**Goal:** Write out the whole listing exactly as it stands.

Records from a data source
>>>

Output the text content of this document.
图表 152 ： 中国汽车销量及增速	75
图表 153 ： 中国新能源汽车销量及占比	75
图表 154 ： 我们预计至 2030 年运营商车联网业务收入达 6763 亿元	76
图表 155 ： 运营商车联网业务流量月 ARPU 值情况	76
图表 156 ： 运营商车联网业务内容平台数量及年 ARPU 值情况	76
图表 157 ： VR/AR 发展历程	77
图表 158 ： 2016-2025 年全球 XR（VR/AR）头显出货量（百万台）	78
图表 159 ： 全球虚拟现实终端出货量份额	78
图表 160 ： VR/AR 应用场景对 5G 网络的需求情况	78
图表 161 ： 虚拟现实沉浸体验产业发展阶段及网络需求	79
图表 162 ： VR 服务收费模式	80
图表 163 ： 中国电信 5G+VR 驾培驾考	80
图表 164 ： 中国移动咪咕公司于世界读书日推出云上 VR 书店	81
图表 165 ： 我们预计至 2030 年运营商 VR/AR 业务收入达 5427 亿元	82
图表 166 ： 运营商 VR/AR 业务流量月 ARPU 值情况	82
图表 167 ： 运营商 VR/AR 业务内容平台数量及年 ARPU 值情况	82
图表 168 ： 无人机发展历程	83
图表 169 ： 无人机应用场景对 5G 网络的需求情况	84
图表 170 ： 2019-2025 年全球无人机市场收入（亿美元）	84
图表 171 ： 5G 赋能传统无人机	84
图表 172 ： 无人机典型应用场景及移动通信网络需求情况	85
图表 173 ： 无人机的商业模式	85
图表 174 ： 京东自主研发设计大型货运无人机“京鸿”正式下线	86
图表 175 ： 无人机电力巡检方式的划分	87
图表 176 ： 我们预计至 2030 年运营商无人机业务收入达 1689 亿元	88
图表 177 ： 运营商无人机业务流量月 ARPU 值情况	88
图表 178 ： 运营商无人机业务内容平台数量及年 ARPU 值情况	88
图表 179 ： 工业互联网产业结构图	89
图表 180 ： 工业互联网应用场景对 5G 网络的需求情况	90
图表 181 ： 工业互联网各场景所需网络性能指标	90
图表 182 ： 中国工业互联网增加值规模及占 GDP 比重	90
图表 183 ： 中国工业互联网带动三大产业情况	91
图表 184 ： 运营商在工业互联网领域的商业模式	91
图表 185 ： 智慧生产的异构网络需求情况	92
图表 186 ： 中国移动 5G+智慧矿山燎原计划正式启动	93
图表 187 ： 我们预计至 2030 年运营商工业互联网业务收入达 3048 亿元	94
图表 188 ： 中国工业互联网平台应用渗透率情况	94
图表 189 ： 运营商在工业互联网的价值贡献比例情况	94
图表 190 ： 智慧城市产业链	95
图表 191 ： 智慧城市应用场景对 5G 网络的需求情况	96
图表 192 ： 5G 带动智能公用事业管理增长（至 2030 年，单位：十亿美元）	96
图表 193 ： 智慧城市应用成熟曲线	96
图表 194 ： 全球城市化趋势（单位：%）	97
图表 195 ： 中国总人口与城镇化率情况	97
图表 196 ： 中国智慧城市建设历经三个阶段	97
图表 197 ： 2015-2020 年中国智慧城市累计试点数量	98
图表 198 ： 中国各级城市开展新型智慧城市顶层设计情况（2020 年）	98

<<<

**Response:**
Output the text content of this document.
图表 152 ： 中国汽车销量及增速	75
图表 153 ： 中国新能源汽车销量及占比	75
图表 154 ： 我们预计至 2030 年运营商车联网业务收入达 6763 亿元	76
图表 155 ： 运营商车联网业务流量月 ARPU 值情况	76
图表 156 ： 运营商车联网业务内容平台数量及年 ARPU 值情况	76
图表 157 ： VR/AR 发展历程	77
图表 158 ： 2016-2025 年全球 XR（VR/AR）头显出货量（百万台）	78
图表 159 ： 全球虚拟现实终端出货量份额	78
图表 160 ： VR/AR 应用场景对 5G 网络的需求情况	78
图表 161 ： 虚拟现实沉浸体验产业发展阶段及网络需求	79
图表 162 ： VR 服务收费模式	80
图表 163 ： 中国电信 5G+VR 驾培驾考	80
图表 164 ： 中国移动咪咕公司于世界读书日推出云上 VR 书店	81
图表 165 ： 我们预计至 2030 年运营商 VR/AR 业务收入达 5427 亿元	82
图表 166 ： 运营商 VR/AR 业务流量月 ARPU 值情况	82
图表 167 ： 运营商 VR/AR 业务内容平台数量及年 ARPU 值情况	82
图表 168 ： 无人机发展历程	83
图表 169 ： 无人机应用场景对 5G 网络的需求情况	84
图表 170 ： 2019-2025 年全球无人机市场收入（亿美元）	84
图表 171 ： 5G 赋能传统无人机	84
图表 172 ： 无人机典型应用场景及移动通信网络需求情况	85
图表 173 ： 无人机的商业模式	85
图表 174 ： 京东自主研发设计大型货运无人机“京鸿”正式下线	86
图表 175 ： 无人机电力巡检方式的划分	87
图表 176 ： 我们预计至 2030 年运营商无人机业务收入达 1689 亿元	88
图表 177 ： 运营商无人机业务流量月 ARPU 值情况	88
图表 178 ： 运营商无人机业务内容平台数量及年 ARPU 值情况	88
图表 179 ： 工业互联网产业结构图	89
图表 180 ： 工业互联网应用场景对 5G 网络的需求情况	90
图表 181 ： 工业互联网各场景所需网络性能指标	90
图表 182 ： 中国工业互联网增加值规模及占 GDP 比重	90
图表 183 ： 中国工业互联网带动三大产业情况	91
图表 184 ： 运营商在工业互联网领域的商业模式	91
图表 185 ： 智慧生产的异构网络需求情况	92
图表 186 ： 中国移动 5G+智慧矿山燎原计划正式启动	93
图表 187 ： 我们预计至 2030 年运营商工业互联网业务收入达 3048 亿元	94
图表 188 ： 中国工业互联网平台应用渗透率情况	94
图表 189 ： 运营商在工业互联网的价值贡献比例情况	94
图表 190 ： 智慧城市产业链	95
图表 191 ： 智慧城市应用场景对 5G 网络的需求情况	96
图表 192 ： 5G 带动智能公用事业管理增长（至 2030 年，单位：十亿美元）	96
图表 193 ： 智慧城市应用成熟曲线	96
图表 194 ： 全球城市化趋势（单位：%）	97
图表 195 ： 中国总人口与城镇化率情况	97
图表 196 ： 中国智慧城市建设历经三个阶段	97
图表 197 ： 2015-2020 年中国智慧城市累计试点数量	98
图表 198 ： 中国各级城市开展新型智慧城市顶层设计情况（2020 年）	98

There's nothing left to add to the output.